__EXERCISE REQUIREMENTS__
Read through the records below and copy each line that uses the word "ffffff".

Start INPUT FOR THIS TASK

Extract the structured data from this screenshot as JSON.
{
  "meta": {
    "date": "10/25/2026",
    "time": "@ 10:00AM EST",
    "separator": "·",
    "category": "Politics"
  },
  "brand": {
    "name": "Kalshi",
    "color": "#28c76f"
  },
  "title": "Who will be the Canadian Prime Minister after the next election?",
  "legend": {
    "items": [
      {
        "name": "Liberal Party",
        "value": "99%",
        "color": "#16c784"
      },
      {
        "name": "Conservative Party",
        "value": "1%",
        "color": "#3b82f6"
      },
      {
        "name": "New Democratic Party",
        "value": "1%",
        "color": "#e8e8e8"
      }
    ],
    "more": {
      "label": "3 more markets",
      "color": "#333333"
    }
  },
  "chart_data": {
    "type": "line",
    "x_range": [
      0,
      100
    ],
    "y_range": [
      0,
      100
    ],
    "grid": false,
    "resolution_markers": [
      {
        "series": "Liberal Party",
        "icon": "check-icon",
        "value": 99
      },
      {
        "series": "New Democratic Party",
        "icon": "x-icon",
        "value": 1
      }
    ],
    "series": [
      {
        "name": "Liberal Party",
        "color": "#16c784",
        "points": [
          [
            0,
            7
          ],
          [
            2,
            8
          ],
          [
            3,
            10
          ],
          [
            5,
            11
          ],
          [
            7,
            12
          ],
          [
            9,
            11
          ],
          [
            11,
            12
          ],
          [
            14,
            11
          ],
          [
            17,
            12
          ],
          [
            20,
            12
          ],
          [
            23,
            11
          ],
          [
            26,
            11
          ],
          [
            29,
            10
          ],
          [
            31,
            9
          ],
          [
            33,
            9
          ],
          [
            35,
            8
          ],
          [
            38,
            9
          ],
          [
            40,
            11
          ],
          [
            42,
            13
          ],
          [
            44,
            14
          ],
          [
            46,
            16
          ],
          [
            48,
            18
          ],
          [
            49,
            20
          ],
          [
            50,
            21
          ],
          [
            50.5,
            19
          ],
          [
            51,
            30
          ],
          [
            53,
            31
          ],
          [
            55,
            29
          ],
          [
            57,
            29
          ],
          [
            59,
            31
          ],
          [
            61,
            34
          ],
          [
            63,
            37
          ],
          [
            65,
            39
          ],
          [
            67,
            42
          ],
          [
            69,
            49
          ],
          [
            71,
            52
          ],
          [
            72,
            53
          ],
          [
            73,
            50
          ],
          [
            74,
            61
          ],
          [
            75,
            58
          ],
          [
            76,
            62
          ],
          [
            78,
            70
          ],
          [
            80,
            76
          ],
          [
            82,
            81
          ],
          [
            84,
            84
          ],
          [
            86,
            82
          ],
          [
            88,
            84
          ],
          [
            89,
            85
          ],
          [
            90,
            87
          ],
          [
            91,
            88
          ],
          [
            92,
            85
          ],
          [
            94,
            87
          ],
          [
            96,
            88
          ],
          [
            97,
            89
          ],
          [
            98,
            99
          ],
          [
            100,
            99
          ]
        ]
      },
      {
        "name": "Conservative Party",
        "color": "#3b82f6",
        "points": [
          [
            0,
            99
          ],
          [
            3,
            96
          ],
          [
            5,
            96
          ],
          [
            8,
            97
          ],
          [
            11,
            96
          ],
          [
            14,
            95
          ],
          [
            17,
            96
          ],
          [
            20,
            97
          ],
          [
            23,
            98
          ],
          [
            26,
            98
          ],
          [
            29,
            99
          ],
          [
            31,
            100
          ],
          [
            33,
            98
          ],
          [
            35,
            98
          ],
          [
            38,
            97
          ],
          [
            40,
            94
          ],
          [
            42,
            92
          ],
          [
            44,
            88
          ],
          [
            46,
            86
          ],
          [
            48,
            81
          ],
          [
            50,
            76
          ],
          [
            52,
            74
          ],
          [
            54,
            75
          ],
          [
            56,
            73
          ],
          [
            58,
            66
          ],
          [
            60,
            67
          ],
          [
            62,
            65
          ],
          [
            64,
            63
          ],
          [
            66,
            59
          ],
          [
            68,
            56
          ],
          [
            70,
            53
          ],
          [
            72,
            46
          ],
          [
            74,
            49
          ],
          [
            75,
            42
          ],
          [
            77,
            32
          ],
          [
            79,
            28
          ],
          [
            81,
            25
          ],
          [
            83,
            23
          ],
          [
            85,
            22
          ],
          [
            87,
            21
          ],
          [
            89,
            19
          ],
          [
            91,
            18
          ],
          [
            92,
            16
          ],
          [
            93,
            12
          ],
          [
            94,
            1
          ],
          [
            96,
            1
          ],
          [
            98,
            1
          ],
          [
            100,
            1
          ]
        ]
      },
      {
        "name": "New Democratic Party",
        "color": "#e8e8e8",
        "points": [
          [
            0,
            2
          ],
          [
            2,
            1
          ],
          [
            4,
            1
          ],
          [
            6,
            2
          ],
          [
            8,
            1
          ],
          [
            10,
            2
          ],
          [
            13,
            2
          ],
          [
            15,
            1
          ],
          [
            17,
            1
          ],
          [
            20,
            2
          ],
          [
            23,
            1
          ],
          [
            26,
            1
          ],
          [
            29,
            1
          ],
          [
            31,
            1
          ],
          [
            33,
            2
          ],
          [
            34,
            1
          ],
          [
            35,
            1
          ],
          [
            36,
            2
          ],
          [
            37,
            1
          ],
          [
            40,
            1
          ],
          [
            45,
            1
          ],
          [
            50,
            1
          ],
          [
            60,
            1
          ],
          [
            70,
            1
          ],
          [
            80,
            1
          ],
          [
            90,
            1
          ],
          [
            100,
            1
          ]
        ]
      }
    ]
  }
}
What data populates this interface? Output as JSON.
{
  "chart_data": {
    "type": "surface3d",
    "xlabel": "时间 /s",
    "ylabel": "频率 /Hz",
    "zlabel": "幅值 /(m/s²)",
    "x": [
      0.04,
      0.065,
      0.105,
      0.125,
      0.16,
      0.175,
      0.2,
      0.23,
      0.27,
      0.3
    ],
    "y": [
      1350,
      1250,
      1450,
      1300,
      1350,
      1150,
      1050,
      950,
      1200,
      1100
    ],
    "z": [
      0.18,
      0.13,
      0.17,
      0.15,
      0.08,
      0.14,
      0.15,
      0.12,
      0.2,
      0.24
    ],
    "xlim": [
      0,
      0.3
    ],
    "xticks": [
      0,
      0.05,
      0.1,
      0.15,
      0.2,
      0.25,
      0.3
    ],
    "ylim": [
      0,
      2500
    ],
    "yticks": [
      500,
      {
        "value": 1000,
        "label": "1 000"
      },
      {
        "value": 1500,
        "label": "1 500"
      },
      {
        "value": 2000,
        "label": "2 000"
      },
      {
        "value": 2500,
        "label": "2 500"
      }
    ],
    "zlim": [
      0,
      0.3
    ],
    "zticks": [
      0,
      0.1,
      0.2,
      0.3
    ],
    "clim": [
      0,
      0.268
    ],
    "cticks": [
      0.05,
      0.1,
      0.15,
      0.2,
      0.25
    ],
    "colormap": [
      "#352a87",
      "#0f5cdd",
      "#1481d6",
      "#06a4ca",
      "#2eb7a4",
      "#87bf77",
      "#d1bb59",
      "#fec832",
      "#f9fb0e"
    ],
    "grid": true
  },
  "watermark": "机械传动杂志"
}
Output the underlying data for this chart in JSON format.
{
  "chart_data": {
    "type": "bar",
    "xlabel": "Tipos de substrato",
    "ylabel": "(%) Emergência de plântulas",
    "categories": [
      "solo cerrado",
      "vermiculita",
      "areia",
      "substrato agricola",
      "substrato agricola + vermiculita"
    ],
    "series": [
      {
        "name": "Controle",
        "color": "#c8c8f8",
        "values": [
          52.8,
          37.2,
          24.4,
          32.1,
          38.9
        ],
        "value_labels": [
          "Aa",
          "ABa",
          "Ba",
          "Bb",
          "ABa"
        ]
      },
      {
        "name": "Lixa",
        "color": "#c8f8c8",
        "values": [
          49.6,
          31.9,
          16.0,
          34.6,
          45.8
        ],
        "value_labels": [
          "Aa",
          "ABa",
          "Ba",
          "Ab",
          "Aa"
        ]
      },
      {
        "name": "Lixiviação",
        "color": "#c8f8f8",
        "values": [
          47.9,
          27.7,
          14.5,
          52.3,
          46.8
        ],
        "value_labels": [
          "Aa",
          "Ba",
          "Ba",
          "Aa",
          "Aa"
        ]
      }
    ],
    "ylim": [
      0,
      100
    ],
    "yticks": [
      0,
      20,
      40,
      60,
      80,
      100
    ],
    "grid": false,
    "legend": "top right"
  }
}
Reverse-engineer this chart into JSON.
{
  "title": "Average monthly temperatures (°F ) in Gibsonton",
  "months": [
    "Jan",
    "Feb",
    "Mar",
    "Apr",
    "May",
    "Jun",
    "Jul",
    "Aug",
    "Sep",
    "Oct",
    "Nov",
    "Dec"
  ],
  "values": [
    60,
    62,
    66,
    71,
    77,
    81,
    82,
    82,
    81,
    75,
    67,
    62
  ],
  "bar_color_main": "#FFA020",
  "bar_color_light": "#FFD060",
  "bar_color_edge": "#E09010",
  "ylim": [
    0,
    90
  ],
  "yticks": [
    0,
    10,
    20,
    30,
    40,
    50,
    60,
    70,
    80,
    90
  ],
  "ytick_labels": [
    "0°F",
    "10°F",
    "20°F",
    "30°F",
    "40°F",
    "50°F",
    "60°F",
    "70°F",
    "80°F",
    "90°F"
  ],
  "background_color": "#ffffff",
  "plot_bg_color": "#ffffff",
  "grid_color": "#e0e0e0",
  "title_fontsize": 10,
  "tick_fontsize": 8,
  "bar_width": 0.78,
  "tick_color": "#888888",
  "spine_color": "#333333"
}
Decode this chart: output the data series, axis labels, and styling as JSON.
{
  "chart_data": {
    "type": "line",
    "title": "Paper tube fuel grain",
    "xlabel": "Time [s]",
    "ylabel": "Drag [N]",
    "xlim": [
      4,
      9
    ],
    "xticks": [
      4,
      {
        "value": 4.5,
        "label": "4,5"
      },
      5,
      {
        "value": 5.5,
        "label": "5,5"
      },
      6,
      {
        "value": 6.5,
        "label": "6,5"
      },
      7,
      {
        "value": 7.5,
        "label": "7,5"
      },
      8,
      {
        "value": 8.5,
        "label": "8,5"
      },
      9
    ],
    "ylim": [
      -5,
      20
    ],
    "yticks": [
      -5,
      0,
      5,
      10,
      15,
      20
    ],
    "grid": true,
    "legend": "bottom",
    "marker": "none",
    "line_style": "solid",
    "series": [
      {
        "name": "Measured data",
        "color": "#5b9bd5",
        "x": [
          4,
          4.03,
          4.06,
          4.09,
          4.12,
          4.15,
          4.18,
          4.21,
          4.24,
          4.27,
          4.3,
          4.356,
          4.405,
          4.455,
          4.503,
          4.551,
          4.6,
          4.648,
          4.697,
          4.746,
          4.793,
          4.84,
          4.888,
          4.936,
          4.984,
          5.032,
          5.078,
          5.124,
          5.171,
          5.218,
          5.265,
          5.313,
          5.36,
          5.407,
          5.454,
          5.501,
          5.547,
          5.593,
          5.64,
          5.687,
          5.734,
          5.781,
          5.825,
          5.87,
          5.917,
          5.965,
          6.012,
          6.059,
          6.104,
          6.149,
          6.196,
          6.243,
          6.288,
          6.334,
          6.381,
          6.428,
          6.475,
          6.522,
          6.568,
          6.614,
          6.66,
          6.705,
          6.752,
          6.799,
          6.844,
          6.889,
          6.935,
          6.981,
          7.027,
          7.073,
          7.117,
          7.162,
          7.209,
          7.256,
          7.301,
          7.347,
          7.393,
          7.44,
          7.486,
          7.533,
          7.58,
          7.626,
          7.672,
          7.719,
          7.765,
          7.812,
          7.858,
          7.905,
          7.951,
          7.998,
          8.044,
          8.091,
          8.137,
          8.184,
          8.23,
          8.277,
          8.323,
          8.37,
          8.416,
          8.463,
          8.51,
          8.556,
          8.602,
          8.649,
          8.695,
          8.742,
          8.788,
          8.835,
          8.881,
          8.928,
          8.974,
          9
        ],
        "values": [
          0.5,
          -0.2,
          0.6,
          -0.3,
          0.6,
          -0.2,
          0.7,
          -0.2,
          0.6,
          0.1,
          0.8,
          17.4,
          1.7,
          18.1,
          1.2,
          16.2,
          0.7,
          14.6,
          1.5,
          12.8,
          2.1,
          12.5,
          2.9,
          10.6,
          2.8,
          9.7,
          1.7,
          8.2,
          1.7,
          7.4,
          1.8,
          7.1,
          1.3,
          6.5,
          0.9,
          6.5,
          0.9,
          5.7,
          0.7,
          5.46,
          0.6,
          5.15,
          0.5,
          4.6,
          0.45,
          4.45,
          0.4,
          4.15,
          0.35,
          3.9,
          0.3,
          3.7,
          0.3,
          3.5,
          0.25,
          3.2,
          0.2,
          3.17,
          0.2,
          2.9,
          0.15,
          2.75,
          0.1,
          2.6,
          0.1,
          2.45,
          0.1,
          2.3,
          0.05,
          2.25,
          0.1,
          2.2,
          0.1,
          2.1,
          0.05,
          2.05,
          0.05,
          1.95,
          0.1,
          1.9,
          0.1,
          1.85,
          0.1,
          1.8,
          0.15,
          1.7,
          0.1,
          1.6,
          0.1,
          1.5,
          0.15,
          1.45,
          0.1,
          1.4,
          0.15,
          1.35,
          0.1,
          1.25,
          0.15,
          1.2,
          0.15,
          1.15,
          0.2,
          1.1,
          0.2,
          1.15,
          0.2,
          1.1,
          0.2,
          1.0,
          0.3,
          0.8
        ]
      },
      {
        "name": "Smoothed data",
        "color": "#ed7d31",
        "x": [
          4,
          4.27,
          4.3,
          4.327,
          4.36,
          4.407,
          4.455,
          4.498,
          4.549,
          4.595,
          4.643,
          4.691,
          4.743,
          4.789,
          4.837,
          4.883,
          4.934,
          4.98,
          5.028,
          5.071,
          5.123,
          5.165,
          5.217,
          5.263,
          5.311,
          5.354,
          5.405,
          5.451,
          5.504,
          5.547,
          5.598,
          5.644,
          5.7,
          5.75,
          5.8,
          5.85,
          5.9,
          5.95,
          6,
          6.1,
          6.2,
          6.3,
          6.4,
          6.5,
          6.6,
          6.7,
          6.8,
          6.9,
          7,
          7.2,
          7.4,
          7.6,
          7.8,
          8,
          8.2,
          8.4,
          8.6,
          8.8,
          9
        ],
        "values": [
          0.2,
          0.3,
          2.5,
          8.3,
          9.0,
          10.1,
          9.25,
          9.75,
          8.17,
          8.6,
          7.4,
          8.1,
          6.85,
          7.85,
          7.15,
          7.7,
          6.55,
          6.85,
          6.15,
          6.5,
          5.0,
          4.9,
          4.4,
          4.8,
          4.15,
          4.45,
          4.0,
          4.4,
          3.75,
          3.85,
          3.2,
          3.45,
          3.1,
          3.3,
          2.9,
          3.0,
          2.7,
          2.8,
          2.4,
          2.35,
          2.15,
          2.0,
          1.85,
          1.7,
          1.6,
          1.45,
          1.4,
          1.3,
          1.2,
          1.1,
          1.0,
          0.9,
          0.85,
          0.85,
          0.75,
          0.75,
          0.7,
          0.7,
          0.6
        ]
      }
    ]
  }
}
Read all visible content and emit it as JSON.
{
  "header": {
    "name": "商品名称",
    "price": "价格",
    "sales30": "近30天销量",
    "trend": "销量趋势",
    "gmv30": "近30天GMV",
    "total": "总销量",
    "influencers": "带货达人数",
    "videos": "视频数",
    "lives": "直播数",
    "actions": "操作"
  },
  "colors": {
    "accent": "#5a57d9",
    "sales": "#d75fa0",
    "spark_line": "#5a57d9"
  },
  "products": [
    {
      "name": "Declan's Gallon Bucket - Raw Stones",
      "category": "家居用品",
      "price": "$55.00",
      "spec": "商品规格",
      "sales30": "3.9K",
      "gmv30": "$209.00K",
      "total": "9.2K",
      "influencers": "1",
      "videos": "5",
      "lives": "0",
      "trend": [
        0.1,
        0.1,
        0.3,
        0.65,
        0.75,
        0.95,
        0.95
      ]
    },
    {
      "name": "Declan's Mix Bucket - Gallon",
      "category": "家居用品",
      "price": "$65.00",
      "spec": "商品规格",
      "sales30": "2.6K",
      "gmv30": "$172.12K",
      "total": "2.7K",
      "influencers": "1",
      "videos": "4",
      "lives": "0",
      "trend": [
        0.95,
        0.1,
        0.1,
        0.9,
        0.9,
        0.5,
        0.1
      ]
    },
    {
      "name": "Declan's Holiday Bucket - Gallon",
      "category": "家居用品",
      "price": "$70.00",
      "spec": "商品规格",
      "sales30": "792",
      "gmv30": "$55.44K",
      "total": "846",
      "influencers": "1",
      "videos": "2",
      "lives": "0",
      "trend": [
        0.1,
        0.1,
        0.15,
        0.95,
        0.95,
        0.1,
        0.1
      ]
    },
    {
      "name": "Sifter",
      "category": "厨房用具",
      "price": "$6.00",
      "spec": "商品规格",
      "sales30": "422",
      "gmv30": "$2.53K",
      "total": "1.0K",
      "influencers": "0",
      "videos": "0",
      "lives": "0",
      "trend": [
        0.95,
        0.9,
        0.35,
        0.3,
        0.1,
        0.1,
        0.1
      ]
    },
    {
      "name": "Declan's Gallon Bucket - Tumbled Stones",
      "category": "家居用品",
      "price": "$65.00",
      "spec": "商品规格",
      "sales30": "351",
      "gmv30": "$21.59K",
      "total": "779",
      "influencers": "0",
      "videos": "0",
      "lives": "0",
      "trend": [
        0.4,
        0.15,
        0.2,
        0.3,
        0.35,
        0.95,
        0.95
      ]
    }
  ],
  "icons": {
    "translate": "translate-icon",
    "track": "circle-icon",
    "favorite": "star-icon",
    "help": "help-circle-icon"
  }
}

End INPUT FOR THIS TASK

__OUTPUT FOR THIS EXERCISE__
  "background_color": "#ffffff",
  "plot_bg_color": "#ffffff",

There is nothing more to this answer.